__Challenge__
Using the listing beneath this task, count the lines with the word "heading" and write only the result.

__Data entries__
▼

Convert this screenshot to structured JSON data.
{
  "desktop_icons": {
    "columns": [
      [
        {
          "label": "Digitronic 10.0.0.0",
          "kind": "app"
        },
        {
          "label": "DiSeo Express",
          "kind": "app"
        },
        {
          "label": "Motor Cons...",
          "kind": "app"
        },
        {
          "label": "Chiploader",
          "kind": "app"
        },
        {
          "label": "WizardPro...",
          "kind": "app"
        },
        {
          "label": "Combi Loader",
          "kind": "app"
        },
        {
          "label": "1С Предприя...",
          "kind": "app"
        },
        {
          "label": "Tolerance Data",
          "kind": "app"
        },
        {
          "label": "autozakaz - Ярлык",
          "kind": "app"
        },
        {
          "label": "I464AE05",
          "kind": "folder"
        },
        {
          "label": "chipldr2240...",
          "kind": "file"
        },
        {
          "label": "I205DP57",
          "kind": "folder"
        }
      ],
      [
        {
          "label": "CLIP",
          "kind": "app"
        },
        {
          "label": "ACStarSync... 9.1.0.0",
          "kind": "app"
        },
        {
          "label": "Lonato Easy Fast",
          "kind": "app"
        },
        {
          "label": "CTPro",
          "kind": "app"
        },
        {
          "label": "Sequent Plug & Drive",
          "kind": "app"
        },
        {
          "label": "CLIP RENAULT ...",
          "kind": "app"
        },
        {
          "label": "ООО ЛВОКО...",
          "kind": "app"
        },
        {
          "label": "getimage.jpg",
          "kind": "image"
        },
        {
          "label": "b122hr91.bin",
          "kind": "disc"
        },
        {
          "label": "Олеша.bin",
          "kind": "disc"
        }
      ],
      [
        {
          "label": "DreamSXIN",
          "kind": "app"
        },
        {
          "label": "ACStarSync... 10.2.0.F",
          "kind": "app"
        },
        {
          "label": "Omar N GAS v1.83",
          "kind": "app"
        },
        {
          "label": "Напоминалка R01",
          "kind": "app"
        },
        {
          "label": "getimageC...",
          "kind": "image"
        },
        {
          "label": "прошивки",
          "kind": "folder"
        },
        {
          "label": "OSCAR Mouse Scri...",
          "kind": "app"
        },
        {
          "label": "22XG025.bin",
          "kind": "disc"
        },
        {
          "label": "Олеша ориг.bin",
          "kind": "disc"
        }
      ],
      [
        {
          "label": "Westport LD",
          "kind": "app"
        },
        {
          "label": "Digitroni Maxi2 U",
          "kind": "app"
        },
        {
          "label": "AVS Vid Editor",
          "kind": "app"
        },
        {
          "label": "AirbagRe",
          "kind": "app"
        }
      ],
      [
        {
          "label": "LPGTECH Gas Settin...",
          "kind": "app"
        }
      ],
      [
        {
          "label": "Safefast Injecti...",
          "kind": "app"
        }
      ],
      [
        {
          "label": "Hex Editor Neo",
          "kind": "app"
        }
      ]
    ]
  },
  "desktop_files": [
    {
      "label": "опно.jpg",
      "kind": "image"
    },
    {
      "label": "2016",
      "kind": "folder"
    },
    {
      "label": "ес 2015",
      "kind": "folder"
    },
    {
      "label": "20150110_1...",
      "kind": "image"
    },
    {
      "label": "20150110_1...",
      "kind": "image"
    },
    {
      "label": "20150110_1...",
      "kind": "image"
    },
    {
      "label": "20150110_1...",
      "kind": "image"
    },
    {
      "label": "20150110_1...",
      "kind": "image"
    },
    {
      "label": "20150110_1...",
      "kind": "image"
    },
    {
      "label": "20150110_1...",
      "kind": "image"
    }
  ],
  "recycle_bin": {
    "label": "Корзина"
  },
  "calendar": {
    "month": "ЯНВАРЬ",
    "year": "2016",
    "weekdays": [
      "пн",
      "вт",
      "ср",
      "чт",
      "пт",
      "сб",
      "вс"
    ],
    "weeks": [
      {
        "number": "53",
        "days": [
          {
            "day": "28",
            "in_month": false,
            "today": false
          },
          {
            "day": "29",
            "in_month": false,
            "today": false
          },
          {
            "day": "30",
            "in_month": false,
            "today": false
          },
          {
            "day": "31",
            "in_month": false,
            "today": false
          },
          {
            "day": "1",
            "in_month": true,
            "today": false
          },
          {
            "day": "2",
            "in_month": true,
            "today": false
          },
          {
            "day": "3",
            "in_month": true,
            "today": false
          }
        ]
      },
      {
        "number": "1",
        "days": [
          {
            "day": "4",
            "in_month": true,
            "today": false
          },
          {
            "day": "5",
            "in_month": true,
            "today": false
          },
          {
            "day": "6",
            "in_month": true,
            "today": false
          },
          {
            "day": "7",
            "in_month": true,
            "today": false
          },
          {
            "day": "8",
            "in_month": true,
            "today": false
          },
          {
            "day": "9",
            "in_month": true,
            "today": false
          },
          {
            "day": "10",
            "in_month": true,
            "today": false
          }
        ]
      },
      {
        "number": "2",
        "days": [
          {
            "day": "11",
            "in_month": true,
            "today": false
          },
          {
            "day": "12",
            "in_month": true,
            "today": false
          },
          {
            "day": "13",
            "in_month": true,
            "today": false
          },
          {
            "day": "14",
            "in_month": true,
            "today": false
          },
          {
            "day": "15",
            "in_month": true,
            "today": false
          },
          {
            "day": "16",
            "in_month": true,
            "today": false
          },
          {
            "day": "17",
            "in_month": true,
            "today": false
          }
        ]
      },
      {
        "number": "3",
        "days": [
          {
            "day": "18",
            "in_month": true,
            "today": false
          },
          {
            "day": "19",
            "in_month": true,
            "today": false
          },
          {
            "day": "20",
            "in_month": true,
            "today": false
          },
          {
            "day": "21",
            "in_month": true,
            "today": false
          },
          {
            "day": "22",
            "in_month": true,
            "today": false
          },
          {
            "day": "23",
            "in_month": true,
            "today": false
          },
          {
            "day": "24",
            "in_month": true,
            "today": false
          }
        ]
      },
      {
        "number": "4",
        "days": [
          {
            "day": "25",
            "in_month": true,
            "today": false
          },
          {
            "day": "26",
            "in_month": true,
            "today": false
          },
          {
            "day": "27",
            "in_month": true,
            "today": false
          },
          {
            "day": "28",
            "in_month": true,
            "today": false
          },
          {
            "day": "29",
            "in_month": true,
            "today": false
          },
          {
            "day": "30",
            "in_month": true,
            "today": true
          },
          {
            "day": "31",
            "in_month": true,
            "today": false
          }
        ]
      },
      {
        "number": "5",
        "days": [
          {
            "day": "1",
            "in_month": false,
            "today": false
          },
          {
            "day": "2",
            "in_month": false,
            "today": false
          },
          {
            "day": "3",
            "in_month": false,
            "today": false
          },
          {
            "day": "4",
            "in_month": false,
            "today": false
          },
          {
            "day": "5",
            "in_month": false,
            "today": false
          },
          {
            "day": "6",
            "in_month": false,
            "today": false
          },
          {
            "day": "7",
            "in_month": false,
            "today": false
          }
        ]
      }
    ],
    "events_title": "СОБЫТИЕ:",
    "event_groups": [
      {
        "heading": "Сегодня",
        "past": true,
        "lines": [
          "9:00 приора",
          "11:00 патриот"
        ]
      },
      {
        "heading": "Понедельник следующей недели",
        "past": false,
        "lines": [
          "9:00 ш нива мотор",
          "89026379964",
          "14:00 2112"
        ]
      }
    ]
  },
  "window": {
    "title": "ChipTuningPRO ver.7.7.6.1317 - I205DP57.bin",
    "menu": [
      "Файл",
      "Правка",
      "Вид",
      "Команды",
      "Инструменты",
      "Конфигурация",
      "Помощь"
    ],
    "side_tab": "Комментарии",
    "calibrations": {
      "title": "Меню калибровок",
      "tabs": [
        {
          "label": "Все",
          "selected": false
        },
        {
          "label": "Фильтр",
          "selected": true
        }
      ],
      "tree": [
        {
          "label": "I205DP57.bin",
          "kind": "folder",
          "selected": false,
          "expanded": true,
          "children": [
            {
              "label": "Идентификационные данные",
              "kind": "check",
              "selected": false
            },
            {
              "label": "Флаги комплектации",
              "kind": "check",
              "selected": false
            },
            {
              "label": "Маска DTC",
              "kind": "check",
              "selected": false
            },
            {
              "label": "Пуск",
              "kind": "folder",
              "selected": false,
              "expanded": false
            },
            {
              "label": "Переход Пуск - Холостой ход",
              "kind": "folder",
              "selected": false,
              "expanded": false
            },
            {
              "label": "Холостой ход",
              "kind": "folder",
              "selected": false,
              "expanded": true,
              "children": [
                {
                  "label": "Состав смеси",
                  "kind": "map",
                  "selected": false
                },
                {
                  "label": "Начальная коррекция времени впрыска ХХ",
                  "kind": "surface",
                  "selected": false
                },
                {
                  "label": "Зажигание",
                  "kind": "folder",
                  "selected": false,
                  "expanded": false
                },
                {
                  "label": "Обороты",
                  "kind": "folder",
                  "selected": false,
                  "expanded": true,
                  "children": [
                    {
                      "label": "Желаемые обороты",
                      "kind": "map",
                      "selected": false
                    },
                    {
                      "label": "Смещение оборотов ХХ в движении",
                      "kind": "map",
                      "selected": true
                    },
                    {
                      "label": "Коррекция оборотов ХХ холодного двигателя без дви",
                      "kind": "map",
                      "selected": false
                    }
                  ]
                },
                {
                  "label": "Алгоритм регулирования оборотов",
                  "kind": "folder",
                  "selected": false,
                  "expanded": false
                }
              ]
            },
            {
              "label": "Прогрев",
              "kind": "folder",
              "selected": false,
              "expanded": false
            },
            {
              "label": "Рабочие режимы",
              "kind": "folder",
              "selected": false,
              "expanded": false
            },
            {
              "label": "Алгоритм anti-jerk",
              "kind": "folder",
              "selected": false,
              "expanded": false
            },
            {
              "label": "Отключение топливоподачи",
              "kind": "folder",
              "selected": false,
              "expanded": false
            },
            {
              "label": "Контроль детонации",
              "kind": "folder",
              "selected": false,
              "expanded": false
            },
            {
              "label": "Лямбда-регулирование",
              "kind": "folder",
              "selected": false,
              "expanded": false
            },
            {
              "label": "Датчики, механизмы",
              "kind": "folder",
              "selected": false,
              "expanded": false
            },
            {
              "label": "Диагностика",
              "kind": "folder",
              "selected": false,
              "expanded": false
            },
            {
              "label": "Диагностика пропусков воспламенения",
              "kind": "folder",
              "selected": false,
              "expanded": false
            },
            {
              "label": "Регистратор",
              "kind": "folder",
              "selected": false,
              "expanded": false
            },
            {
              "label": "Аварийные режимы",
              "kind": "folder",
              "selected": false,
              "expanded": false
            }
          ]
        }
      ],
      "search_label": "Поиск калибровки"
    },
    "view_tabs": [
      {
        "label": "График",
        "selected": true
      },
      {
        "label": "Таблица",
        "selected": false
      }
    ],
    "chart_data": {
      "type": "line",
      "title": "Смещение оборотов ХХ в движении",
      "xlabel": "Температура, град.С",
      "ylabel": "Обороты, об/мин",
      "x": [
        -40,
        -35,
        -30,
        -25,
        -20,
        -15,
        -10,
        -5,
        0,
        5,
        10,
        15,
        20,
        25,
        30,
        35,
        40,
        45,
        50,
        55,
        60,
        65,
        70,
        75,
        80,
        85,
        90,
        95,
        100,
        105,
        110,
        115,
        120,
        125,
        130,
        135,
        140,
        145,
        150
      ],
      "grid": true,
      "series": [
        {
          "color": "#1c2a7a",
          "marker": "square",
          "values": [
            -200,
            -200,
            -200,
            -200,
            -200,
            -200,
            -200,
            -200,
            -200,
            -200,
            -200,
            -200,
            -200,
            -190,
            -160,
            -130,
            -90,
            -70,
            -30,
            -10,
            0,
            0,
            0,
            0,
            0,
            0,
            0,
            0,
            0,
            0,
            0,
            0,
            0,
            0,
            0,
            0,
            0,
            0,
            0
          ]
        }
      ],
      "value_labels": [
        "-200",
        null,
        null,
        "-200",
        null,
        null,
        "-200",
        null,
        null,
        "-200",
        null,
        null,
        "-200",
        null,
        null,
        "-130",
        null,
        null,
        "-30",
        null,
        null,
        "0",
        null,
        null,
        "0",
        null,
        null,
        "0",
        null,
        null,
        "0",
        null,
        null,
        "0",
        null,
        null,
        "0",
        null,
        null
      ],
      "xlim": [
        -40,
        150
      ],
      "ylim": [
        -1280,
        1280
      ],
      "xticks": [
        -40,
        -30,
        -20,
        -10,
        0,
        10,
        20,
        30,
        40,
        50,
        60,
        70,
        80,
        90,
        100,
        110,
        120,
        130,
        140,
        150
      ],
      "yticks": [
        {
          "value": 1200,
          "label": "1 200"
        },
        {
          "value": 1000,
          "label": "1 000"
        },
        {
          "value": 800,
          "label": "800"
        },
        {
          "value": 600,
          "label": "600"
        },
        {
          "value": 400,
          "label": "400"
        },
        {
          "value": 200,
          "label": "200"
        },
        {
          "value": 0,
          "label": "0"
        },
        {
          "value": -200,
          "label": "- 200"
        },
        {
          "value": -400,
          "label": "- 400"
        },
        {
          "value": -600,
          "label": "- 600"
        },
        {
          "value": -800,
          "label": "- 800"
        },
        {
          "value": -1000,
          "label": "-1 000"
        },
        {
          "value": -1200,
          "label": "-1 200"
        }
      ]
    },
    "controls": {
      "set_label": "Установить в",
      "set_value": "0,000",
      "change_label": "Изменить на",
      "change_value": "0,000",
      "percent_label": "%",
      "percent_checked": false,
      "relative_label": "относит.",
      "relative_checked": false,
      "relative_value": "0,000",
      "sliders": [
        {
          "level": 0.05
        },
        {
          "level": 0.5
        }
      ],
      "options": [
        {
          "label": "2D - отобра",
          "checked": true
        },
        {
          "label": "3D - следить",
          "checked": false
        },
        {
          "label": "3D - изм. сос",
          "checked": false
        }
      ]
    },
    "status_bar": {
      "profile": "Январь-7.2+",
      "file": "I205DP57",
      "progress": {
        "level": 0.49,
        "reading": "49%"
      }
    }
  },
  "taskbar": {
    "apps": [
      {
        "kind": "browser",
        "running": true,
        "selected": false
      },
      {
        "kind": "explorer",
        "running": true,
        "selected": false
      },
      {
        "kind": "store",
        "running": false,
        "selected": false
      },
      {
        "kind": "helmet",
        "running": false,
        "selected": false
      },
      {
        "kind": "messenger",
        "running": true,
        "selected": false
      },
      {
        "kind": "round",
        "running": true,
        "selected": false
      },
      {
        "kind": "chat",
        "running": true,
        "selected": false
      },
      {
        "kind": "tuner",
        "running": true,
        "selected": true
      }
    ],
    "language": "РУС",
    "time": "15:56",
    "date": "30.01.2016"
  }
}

▲

__Answer for this exercise__
2